▶ What needs to be done:
Copy out each line featuring the string "band" from the entries beneath.

▶ Material provided:
----------------

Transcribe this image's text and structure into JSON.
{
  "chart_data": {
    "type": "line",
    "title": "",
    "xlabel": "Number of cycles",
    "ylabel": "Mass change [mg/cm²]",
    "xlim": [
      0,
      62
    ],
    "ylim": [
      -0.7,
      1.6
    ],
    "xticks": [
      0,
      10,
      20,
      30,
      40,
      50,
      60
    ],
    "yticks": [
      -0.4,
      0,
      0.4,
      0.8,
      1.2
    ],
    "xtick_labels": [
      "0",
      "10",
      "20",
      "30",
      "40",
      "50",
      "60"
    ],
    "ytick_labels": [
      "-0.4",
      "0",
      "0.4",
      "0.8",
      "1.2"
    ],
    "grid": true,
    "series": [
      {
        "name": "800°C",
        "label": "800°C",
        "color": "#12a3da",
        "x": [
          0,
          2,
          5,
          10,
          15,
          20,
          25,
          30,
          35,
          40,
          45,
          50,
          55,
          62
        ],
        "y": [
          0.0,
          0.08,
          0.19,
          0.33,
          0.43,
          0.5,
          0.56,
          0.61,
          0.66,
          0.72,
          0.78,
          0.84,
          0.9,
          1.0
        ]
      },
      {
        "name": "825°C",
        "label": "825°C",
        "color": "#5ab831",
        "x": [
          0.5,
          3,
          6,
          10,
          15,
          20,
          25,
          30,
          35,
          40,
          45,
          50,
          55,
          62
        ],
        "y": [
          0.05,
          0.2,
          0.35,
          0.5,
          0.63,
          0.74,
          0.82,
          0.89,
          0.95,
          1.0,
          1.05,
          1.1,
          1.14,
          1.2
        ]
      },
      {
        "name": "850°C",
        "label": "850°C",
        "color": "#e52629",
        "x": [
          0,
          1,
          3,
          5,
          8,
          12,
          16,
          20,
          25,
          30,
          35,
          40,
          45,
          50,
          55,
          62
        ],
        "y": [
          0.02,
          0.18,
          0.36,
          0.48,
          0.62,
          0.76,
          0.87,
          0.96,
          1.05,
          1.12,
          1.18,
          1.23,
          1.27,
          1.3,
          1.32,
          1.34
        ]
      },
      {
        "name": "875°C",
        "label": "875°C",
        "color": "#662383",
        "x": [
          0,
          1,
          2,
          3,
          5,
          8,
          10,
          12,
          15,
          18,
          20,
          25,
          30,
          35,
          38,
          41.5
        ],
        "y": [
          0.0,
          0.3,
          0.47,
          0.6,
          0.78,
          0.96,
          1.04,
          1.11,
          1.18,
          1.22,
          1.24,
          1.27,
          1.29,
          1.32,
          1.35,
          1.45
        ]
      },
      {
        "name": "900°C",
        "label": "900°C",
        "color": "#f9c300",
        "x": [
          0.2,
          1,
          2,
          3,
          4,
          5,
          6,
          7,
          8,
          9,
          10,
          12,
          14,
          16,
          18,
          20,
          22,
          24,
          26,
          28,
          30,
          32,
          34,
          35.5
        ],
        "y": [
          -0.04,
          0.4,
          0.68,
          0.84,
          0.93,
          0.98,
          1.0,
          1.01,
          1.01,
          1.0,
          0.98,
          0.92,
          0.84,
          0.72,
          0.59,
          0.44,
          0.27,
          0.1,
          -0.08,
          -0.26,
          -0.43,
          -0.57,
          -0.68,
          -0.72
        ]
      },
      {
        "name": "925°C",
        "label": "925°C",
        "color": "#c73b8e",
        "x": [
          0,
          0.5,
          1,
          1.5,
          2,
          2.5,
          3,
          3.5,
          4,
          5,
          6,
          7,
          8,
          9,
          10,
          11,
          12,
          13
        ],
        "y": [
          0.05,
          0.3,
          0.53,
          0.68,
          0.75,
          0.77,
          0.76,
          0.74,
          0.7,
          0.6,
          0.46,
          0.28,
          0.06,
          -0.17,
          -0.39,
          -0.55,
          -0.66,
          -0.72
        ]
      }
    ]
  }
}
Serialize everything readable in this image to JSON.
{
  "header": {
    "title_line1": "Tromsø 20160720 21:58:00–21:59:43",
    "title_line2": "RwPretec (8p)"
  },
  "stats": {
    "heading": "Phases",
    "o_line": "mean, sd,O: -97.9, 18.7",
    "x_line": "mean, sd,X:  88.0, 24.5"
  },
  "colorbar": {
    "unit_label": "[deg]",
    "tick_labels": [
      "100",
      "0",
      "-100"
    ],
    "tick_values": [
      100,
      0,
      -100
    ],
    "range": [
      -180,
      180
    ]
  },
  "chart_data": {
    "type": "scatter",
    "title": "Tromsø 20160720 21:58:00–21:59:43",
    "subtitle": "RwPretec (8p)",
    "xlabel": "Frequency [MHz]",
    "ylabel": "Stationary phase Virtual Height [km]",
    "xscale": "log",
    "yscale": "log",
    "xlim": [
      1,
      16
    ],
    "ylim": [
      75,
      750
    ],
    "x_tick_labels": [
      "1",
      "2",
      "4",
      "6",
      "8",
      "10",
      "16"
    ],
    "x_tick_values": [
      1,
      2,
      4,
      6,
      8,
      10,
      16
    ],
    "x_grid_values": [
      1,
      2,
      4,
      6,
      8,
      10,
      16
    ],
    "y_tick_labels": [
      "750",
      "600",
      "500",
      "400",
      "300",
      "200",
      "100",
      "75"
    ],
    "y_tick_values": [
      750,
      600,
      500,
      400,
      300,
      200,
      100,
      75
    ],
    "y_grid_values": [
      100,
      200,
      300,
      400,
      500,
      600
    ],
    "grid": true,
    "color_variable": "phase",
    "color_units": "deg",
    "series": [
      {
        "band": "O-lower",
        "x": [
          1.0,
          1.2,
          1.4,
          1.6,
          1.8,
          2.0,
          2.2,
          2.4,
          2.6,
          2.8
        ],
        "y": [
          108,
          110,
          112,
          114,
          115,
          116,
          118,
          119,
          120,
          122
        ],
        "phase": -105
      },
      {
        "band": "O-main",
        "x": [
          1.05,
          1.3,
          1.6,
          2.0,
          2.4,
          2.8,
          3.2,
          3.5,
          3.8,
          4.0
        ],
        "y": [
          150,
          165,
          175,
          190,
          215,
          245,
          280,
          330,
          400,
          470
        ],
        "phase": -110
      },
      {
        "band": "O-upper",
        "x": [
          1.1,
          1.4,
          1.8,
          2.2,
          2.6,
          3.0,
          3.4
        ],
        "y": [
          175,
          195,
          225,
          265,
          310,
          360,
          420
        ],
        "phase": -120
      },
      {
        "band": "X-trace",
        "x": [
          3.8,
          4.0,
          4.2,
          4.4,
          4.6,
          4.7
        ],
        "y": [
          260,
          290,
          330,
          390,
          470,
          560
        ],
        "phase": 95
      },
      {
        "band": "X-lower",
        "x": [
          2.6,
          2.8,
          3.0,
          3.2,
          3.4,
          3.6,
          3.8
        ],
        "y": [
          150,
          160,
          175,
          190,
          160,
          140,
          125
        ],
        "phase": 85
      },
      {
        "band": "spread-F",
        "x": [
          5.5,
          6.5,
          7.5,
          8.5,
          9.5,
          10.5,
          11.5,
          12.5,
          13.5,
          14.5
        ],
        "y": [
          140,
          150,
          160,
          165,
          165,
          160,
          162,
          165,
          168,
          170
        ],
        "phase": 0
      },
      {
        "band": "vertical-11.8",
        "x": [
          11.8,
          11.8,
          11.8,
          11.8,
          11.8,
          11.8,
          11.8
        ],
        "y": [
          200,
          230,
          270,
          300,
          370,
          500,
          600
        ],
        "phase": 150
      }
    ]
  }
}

----------------

▶ Exercise result:
        "band": "O-lower",
        "band": "O-main",
        "band": "O-upper",
        "band": "X-trace",
        "band": "X-lower",
        "band": "spread-F",
        "band": "vertical-11.8",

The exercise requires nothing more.